Task prompt: Copy all lines of the listing that include the string "entre".
=== Supplied entries ===
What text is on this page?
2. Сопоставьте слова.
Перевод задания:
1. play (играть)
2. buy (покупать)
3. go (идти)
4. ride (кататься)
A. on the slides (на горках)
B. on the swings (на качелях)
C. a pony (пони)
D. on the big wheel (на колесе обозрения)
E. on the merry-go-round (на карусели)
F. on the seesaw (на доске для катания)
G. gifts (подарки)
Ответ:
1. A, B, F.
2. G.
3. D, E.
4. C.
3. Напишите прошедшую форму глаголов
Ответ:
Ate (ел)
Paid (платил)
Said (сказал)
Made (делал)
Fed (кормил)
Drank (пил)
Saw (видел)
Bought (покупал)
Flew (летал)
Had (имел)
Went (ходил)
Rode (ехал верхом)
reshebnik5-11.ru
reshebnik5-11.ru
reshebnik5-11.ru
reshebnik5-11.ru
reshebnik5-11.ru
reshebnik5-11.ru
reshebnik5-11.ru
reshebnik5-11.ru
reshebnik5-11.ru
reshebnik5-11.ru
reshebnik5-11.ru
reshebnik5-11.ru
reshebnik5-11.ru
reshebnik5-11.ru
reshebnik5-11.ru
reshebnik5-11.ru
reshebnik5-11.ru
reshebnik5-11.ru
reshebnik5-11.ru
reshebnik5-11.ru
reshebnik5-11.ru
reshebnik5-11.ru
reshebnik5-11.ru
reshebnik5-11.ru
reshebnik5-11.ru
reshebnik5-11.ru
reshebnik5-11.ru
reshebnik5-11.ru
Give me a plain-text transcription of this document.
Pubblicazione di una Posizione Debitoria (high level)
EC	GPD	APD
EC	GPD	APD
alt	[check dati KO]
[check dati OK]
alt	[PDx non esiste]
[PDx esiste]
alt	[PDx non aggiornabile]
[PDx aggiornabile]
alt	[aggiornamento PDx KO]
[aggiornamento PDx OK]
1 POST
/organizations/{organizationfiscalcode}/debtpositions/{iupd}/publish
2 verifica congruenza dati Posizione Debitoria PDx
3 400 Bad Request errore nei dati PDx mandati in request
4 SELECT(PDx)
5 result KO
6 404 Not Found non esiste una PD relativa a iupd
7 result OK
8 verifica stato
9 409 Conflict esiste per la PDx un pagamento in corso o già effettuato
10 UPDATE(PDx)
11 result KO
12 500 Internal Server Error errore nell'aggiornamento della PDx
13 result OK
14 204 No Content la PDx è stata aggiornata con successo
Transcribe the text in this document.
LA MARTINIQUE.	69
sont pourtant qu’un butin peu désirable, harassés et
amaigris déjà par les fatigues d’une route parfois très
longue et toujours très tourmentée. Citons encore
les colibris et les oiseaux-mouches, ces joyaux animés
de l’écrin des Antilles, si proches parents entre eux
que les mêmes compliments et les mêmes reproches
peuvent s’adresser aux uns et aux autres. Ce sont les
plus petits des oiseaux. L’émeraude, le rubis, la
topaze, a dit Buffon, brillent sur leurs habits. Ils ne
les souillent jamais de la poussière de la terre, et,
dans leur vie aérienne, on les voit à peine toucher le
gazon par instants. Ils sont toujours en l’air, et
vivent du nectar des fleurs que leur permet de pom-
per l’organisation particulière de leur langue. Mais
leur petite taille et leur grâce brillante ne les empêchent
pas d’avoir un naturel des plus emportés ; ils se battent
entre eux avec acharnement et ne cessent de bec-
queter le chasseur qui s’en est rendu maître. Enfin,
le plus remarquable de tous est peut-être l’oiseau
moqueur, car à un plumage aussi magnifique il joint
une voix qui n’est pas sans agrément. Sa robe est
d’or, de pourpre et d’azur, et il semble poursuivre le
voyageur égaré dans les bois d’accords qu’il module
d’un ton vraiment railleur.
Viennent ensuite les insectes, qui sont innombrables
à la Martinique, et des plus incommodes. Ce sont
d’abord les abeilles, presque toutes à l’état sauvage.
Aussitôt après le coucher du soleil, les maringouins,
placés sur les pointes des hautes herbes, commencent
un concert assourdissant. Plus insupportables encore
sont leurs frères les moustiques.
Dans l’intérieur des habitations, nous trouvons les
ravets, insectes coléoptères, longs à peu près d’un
===
Completed task:
de l’écrin des Antilles, si proches parents entre eux
entre eux avec acharnement et ne cessent de bec-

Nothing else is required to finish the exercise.